Instructions to follow:
Send back all the data below, exactly as given.

────────

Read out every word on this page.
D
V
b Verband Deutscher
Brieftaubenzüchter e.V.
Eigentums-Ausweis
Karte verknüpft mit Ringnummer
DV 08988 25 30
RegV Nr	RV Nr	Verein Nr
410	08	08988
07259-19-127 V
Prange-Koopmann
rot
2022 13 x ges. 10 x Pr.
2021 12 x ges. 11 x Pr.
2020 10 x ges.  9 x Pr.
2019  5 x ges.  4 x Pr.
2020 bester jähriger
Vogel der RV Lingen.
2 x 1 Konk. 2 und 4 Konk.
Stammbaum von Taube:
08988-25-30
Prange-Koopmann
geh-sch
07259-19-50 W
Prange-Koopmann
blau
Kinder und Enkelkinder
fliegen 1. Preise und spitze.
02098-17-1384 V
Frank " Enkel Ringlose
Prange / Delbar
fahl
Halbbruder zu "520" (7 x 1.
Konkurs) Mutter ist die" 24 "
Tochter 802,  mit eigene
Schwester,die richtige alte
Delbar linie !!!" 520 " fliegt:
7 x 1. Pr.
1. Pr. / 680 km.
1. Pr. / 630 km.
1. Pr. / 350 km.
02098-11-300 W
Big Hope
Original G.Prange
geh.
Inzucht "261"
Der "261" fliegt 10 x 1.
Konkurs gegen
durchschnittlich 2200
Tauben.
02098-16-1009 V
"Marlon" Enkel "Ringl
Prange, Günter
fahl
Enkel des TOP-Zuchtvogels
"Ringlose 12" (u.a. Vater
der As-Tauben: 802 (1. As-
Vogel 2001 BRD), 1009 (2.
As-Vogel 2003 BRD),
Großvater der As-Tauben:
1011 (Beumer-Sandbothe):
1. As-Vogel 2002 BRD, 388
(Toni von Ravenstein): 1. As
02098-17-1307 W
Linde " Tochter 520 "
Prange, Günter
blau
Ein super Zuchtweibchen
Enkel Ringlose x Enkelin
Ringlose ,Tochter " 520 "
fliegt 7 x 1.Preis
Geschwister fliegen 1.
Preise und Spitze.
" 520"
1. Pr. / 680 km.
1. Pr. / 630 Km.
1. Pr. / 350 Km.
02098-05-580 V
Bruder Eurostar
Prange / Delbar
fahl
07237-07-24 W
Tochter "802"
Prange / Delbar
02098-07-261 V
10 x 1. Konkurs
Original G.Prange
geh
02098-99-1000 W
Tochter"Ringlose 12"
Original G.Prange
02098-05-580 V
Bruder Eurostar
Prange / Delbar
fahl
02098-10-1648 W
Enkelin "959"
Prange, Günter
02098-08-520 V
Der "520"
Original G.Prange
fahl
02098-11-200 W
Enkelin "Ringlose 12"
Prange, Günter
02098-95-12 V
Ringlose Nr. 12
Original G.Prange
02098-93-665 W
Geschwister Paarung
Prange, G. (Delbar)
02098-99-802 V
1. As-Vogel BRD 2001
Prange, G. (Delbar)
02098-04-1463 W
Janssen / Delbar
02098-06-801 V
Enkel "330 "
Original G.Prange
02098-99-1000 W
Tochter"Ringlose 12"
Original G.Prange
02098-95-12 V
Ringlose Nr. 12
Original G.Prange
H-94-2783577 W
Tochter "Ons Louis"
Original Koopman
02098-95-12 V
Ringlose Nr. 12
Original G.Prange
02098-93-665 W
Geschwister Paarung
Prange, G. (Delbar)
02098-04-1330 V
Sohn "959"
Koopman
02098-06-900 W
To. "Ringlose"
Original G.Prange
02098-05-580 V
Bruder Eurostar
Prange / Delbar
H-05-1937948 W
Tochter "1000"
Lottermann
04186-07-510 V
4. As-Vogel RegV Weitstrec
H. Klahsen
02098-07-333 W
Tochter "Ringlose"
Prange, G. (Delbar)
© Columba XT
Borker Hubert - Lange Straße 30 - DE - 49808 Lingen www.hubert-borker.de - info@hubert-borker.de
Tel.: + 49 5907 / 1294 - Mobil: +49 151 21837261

────────

Exercise output:
Read out every word on this page.
D
V
b Verband Deutscher
Brieftaubenzüchter e.V.
Eigentums-Ausweis
Karte verknüpft mit Ringnummer
DV 08988 25 30
RegV Nr	RV Nr	Verein Nr
410	08	08988
07259-19-127 V
Prange-Koopmann
rot
2022 13 x ges. 10 x Pr.
2021 12 x ges. 11 x Pr.
2020 10 x ges.  9 x Pr.
2019  5 x ges.  4 x Pr.
2020 bester jähriger
Vogel der RV Lingen.
2 x 1 Konk. 2 und 4 Konk.
Stammbaum von Taube:
08988-25-30
Prange-Koopmann
geh-sch
07259-19-50 W
Prange-Koopmann
blau
Kinder und Enkelkinder
fliegen 1. Preise und spitze.
02098-17-1384 V
Frank " Enkel Ringlose
Prange / Delbar
fahl
Halbbruder zu "520" (7 x 1.
Konkurs) Mutter ist die" 24 "
Tochter 802,  mit eigene
Schwester,die richtige alte
Delbar linie !!!" 520 " fliegt:
7 x 1. Pr.
1. Pr. / 680 km.
1. Pr. / 630 km.
1. Pr. / 350 km.
02098-11-300 W
Big Hope
Original G.Prange
geh.
Inzucht "261"
Der "261" fliegt 10 x 1.
Konkurs gegen
durchschnittlich 2200
Tauben.
02098-16-1009 V
"Marlon" Enkel "Ringl
Prange, Günter
fahl
Enkel des TOP-Zuchtvogels
"Ringlose 12" (u.a. Vater
der As-Tauben: 802 (1. As-
Vogel 2001 BRD), 1009 (2.
As-Vogel 2003 BRD),
Großvater der As-Tauben:
1011 (Beumer-Sandbothe):
1. As-Vogel 2002 BRD, 388
(Toni von Ravenstein): 1. As
02098-17-1307 W
Linde " Tochter 520 "
Prange, Günter
blau
Ein super Zuchtweibchen
Enkel Ringlose x Enkelin
Ringlose ,Tochter " 520 "
fliegt 7 x 1.Preis
Geschwister fliegen 1.
Preise und Spitze.
" 520"
1. Pr. / 680 km.
1. Pr. / 630 Km.
1. Pr. / 350 Km.
02098-05-580 V
Bruder Eurostar
Prange / Delbar
fahl
07237-07-24 W
Tochter "802"
Prange / Delbar
02098-07-261 V
10 x 1. Konkurs
Original G.Prange
geh
02098-99-1000 W
Tochter"Ringlose 12"
Original G.Prange
02098-05-580 V
Bruder Eurostar
Prange / Delbar
fahl
02098-10-1648 W
Enkelin "959"
Prange, Günter
02098-08-520 V
Der "520"
Original G.Prange
fahl
02098-11-200 W
Enkelin "Ringlose 12"
Prange, Günter
02098-95-12 V
Ringlose Nr. 12
Original G.Prange
02098-93-665 W
Geschwister Paarung
Prange, G. (Delbar)
02098-99-802 V
1. As-Vogel BRD 2001
Prange, G. (Delbar)
02098-04-1463 W
Janssen / Delbar
02098-06-801 V
Enkel "330 "
Original G.Prange
02098-99-1000 W
Tochter"Ringlose 12"
Original G.Prange
02098-95-12 V
Ringlose Nr. 12
Original G.Prange
H-94-2783577 W
Tochter "Ons Louis"
Original Koopman
02098-95-12 V
Ringlose Nr. 12
Original G.Prange
02098-93-665 W
Geschwister Paarung
Prange, G. (Delbar)
02098-04-1330 V
Sohn "959"
Koopman
02098-06-900 W
To. "Ringlose"
Original G.Prange
02098-05-580 V
Bruder Eurostar
Prange / Delbar
H-05-1937948 W
Tochter "1000"
Lottermann
04186-07-510 V
4. As-Vogel RegV Weitstrec
H. Klahsen
02098-07-333 W
Tochter "Ringlose"
Prange, G. (Delbar)
© Columba XT
Borker Hubert - Lange Straße 30 - DE - 49808 Lingen www.hubert-borker.de - info@hubert-borker.de
Tel.: + 49 5907 / 1294 - Mobil: +49 151 21837261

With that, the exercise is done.